En ce qui concerne les soins du visage à prix élevé, Rosalia Luketina appelle également à la prudence: «Tout ce qui est cher n'est pas forcément mieux.» Dans le cas des crèmes cosmétiques chères, on paie généralement pour le nom de la marque et non pour la qualité des ingrédients.

Beaucoup d'avis négatifs sur Google

Après leur passage à l’institut de beauté, de nombreuses clientes ont déposé des réclamations, se souviennent d’anciens collaborateurs. «Certaines se plaignaient de produits endommagés ou déjà ouverts», raconte Stella S. D'autres auraient reçu des appareils munis de prises électriques étrangères. Au lieu de faire preuve de compréhension, les vendeurs adoptaient souvent une attitude agressive, poursuit cette ancienne employée.

Comme les avis négatifs sur Google s'accumulaient, les collaborateurs, les amis et les connaissances des gérants du réseau de l'entreprise intervenaient eux-mêmes. «Ils écrivaient en concordance des évaluations positives pour redorer le blason du magasin», confie Stella S.

Interrogés par Blick, les propriétaires confirment, mais soulignent que «la grande majorité des évaluations proviennent de vrais clients». Comme dans de nombreux secteurs, il n'est pas rare, selon eux, que des collaborateurs ou des connaissances partagent également leurs expériences.

«Technologies testées cliniquement»

Les responsables rejettent toutes les autres accusations. «Il ne s’agit pas de simples gadgets achetés en ligne, mais de technologies cliniquement testées et certifiées», affirment-ils. D'après eux, la qualité de leurs appareils résulte de plusieurs années de recherche scientifique. «Nous assumons pleinement la qualité de chacun de nos produits», ajoutent-ils.

Les responsables soulignent en outre que la majorité de leurs clients sont satisfaits: «Dans des cas isolés, des personnes changent d'avis après un achat et tentent de se présenter comme des victimes.» Et les fréquents changements de nom des boutiques? De simples modifications des droits de distribution des produits, selon eux.

---

D'après l'extrait, qui écrivait des évaluations positives sur Google pour redorer le blason du magasin ? Cite-les tous. Pour répondre, appuie-toi seulement sur l'extrait.

## Lignes fournies
---

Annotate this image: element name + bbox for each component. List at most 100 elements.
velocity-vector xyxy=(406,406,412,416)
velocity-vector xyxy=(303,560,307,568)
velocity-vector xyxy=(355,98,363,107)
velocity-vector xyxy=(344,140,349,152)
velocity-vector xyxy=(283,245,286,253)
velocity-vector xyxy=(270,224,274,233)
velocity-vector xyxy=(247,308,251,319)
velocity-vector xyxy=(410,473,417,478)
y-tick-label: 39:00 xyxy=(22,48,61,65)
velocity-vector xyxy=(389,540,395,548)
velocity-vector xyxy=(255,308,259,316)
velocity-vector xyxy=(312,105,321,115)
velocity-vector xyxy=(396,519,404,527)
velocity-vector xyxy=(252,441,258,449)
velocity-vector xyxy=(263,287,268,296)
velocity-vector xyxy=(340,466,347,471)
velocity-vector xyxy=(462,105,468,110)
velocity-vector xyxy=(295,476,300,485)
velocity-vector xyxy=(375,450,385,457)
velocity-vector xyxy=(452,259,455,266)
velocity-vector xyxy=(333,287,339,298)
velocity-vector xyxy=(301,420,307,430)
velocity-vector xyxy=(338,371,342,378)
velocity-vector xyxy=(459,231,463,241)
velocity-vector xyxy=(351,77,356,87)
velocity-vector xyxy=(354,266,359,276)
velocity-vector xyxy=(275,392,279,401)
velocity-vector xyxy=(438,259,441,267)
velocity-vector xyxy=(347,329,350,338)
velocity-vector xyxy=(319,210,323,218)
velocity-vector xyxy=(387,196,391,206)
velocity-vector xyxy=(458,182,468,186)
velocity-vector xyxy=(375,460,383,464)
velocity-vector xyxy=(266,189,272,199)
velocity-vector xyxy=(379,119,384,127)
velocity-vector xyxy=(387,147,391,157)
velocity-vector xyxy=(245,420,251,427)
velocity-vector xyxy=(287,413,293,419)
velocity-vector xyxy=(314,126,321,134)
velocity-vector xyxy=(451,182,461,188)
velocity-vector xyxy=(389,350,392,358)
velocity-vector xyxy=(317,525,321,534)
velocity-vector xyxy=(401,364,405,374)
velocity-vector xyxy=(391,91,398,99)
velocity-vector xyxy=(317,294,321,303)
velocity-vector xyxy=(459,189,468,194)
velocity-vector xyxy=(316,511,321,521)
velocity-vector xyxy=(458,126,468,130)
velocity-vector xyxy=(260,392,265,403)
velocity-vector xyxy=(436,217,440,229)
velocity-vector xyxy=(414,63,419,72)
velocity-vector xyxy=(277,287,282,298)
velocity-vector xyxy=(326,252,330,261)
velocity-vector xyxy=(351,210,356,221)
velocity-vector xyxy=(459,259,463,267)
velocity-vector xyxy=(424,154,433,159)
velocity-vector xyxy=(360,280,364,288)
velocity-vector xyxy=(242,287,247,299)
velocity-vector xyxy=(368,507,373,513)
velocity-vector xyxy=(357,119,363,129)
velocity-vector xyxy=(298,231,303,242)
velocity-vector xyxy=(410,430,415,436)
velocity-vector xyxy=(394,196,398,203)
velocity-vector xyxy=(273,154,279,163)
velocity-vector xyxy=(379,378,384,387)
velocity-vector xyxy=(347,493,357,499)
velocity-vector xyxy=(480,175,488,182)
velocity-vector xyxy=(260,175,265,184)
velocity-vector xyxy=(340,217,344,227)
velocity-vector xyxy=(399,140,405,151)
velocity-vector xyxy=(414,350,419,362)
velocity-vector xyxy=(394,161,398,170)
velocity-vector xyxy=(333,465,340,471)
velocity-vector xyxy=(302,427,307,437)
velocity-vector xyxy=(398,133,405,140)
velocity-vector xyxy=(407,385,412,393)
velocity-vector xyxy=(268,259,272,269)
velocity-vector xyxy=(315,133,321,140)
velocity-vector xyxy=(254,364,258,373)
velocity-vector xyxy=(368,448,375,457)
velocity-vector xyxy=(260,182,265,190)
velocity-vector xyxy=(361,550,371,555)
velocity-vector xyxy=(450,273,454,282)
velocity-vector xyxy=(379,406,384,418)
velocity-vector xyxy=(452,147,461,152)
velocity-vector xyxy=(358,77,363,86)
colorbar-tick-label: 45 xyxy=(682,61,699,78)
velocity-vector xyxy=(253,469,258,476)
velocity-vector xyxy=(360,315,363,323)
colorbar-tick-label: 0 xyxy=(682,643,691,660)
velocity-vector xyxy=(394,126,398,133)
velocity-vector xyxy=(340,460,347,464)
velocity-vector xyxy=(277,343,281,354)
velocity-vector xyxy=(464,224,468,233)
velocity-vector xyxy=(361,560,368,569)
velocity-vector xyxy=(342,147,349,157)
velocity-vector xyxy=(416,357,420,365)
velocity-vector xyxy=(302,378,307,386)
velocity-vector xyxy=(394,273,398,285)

---

## Réponse rédigée
- Les collaborateurs des gérants du réseau de l'entreprise
- Les amis des gérants du réseau de l'entreprise
- Les connaissances des gérants du réseau de l'entreprise